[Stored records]
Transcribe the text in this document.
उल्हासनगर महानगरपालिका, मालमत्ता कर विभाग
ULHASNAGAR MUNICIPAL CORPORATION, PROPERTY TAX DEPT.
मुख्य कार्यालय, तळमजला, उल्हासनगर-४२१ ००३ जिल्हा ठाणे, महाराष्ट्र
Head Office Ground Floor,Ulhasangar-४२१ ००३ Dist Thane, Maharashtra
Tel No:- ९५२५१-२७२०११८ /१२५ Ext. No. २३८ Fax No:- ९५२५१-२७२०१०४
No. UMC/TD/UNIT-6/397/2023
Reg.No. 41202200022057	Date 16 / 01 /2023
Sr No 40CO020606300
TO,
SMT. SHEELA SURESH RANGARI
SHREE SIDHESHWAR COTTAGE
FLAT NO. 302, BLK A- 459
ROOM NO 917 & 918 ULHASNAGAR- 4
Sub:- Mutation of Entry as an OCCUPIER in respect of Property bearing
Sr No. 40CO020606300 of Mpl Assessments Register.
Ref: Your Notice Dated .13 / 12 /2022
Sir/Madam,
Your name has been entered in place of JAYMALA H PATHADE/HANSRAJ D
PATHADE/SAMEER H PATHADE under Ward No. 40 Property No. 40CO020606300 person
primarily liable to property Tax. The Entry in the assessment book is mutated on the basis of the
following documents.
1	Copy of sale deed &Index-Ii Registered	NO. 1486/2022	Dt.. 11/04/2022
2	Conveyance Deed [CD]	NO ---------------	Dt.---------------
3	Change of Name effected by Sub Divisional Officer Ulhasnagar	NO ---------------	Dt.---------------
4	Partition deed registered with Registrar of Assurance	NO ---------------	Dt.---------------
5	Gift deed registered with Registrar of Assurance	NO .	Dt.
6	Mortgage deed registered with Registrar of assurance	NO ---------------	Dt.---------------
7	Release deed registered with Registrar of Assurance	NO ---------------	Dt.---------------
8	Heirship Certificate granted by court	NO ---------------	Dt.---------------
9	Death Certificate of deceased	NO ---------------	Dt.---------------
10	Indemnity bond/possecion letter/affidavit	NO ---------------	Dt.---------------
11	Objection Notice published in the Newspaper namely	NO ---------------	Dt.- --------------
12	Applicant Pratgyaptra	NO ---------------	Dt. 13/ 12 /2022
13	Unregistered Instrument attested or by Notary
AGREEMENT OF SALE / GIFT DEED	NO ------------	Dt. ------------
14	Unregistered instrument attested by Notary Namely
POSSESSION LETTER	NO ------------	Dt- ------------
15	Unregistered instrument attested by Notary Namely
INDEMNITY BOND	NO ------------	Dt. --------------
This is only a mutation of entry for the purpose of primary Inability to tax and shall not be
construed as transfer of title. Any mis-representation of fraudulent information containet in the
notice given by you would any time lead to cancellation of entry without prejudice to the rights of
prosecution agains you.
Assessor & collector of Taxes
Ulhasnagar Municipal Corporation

#### [Job]
Reply with the number of lines in the data that include the string "Notary" and nothing else.

#### [Reply to the task]
3